**Set problem:** Copy out every line in the entries below that includes "fire".

(Extracted records)
--- BEGIN ---

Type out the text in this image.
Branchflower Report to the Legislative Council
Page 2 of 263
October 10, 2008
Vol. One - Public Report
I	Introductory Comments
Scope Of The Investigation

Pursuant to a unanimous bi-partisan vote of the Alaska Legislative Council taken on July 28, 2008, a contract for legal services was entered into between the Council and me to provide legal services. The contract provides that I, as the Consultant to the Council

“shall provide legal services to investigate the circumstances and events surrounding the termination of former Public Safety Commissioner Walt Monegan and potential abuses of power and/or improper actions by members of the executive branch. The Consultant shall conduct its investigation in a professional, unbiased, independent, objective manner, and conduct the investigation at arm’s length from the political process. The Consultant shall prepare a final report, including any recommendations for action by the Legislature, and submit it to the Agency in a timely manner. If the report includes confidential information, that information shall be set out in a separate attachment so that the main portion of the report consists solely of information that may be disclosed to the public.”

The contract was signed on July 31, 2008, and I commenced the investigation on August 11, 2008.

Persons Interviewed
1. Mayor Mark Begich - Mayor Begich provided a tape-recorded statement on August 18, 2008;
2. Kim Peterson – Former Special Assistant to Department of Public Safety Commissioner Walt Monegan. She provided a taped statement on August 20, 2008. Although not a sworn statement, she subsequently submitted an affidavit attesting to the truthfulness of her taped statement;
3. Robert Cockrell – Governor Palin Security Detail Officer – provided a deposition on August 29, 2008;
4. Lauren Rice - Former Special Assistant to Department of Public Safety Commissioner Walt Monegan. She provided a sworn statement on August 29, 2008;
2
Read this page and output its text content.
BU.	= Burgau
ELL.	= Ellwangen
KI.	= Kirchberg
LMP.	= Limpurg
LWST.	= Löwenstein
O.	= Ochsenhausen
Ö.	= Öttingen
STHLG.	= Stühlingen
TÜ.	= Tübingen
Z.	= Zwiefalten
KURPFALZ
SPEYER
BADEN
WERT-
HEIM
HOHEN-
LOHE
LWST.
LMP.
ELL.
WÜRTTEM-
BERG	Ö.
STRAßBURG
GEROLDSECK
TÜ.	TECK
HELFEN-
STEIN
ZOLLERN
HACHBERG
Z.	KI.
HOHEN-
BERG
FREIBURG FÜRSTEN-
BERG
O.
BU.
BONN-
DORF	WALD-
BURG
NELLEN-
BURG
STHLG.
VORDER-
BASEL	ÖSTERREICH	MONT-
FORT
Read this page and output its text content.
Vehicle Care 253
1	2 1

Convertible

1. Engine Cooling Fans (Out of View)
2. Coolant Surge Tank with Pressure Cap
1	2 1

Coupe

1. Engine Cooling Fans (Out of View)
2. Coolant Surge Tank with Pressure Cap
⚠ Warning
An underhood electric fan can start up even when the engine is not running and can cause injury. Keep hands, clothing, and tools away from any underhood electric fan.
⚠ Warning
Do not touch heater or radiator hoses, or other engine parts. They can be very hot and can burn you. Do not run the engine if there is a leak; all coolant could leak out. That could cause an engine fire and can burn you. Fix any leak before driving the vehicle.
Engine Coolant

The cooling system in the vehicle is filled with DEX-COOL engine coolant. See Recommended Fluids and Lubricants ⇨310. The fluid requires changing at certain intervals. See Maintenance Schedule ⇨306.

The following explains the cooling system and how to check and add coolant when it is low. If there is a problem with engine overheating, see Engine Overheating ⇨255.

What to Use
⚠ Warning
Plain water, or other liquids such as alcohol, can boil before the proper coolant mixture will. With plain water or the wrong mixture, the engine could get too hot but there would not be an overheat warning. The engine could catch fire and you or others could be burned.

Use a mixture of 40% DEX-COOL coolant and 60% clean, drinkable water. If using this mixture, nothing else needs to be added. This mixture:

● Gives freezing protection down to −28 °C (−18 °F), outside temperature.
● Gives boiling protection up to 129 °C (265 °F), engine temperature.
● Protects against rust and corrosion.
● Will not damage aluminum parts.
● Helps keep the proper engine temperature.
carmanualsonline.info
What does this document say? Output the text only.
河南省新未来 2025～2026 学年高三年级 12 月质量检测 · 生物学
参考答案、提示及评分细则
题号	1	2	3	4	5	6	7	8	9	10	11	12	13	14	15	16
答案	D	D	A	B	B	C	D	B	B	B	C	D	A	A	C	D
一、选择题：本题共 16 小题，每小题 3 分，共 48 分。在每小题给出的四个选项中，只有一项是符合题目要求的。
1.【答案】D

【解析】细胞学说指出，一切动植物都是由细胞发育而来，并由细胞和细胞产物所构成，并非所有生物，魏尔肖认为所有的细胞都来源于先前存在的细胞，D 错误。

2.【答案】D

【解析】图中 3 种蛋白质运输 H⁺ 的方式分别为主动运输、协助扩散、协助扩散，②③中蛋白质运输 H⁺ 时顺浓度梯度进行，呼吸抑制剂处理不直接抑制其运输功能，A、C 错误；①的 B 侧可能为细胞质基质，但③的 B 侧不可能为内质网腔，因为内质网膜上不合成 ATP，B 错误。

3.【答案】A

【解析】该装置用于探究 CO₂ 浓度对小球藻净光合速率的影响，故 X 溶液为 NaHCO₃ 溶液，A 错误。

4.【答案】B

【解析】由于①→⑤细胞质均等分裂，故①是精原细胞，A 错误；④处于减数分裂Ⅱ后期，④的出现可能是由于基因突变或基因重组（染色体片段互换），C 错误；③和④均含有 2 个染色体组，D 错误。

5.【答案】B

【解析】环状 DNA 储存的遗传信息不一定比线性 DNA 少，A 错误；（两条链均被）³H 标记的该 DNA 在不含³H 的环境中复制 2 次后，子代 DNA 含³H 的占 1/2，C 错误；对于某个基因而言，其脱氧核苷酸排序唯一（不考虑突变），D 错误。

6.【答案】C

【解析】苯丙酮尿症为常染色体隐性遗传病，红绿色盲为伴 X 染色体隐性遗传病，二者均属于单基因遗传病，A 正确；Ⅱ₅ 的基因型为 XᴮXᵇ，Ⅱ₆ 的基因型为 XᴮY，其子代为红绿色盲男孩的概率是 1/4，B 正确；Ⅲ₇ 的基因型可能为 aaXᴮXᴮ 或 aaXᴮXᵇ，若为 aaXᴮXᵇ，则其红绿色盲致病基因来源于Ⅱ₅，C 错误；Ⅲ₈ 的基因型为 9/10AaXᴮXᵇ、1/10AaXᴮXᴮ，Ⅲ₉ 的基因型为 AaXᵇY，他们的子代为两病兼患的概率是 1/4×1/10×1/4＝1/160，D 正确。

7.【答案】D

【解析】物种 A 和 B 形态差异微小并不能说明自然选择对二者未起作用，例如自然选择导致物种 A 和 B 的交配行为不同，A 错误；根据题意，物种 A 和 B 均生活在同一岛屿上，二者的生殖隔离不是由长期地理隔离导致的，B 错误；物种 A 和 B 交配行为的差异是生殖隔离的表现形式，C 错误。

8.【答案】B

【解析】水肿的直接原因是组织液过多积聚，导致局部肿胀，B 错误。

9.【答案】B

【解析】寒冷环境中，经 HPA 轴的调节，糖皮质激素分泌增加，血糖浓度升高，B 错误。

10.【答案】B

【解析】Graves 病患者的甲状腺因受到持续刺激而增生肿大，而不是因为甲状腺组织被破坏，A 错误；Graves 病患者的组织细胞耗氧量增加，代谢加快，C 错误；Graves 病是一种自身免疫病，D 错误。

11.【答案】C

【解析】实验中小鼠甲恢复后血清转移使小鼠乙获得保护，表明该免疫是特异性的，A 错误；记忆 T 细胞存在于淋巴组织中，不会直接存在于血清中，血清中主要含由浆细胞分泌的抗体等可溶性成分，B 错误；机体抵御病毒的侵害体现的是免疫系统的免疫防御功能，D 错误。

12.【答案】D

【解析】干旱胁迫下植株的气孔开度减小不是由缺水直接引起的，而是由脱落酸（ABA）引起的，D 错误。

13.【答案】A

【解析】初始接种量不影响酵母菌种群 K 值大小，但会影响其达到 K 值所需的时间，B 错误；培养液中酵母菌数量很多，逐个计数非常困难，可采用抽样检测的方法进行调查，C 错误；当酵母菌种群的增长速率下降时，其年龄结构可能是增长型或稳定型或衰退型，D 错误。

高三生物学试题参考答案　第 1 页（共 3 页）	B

--- END ---

**Solution for this problem:**
Do not touch heater or radiator hoses, or other engine parts. They can be very hot and can burn you. Do not run the engine if there is a leak; all coolant could leak out. That could cause an engine fire and can burn you. Fix any leak before driving the vehicle.
Plain water, or other liquids such as alcohol, can boil before the proper coolant mixture will. With plain water or the wrong mixture, the engine could get too hot but there would not be an overheat warning. The engine could catch fire and you or others could be burned.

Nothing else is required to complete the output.